• What you should do
Transcribe all of the data exactly. Omit the pictures.

• Material for this task
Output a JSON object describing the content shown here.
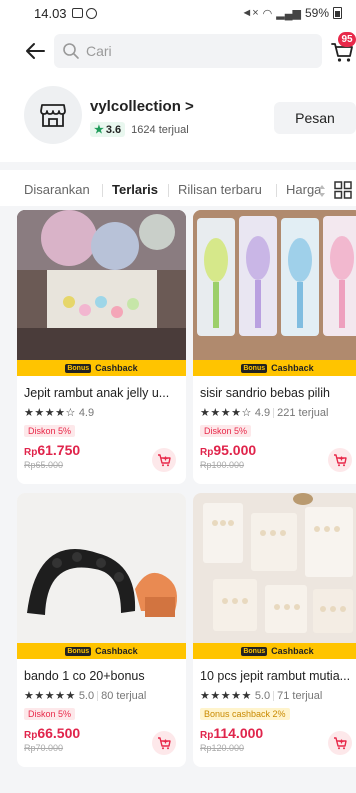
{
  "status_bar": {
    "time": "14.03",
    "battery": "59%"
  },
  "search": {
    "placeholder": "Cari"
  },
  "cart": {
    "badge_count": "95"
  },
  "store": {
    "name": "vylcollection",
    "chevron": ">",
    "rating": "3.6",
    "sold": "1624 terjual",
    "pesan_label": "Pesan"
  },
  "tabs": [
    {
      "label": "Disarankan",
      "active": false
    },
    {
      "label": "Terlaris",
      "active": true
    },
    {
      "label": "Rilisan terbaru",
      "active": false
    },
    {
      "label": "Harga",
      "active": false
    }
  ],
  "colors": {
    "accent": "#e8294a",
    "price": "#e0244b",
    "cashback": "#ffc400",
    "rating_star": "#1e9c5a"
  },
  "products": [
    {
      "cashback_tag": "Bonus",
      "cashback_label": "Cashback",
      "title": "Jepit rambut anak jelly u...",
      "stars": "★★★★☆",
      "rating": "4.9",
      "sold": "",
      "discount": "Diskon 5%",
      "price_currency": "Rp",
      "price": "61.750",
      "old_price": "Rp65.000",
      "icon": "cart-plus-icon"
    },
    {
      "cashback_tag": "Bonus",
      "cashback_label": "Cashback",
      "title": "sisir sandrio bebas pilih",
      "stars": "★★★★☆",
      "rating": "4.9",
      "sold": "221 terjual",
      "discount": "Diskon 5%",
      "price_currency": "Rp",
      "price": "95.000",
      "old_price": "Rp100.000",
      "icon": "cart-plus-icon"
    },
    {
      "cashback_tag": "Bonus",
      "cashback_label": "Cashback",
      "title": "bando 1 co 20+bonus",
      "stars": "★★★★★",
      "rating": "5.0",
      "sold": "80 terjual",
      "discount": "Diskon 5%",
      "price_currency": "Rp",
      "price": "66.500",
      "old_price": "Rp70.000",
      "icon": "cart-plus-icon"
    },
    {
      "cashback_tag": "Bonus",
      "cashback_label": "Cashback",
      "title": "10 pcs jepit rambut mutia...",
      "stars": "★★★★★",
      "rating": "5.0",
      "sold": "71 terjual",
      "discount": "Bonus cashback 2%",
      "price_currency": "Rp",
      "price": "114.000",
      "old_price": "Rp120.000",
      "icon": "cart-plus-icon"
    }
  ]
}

• Task output
Output a JSON object describing the content shown here.
{
  "status_bar": {
    "time": "14.03",
    "battery": "59%"
  },
  "search": {
    "placeholder": "Cari"
  },
  "cart": {
    "badge_count": "95"
  },
  "store": {
    "name": "vylcollection",
    "chevron": ">",
    "rating": "3.6",
    "sold": "1624 terjual",
    "pesan_label": "Pesan"
  },
  "tabs": [
    {
      "label": "Disarankan",
      "active": false
    },
    {
      "label": "Terlaris",
      "active": true
    },
    {
      "label": "Rilisan terbaru",
      "active": false
    },
    {
      "label": "Harga",
      "active": false
    }
  ],
  "colors": {
    "accent": "#e8294a",
    "price": "#e0244b",
    "cashback": "#ffc400",
    "rating_star": "#1e9c5a"
  },
  "products": [
    {
      "cashback_tag": "Bonus",
      "cashback_label": "Cashback",
      "title": "Jepit rambut anak jelly u...",
      "stars": "★★★★☆",
      "rating": "4.9",
      "sold": "",
      "discount": "Diskon 5%",
      "price_currency": "Rp",
      "price": "61.750",
      "old_price": "Rp65.000",
      "icon": "cart-plus-icon"
    },
    {
      "cashback_tag": "Bonus",
      "cashback_label": "Cashback",
      "title": "sisir sandrio bebas pilih",
      "stars": "★★★★☆",
      "rating": "4.9",
      "sold": "221 terjual",
      "discount": "Diskon 5%",
      "price_currency": "Rp",
      "price": "95.000",
      "old_price": "Rp100.000",
      "icon": "cart-plus-icon"
    },
    {
      "cashback_tag": "Bonus",
      "cashback_label": "Cashback",
      "title": "bando 1 co 20+bonus",
      "stars": "★★★★★",
      "rating": "5.0",
      "sold": "80 terjual",
      "discount": "Diskon 5%",
      "price_currency": "Rp",
      "price": "66.500",
      "old_price": "Rp70.000",
      "icon": "cart-plus-icon"
    },
    {
      "cashback_tag": "Bonus",
      "cashback_label": "Cashback",
      "title": "10 pcs jepit rambut mutia...",
      "stars": "★★★★★",
      "rating": "5.0",
      "sold": "71 terjual",
      "discount": "Bonus cashback 2%",
      "price_currency": "Rp",
      "price": "114.000",
      "old_price": "Rp120.000",
      "icon": "cart-plus-icon"
    }
  ]
}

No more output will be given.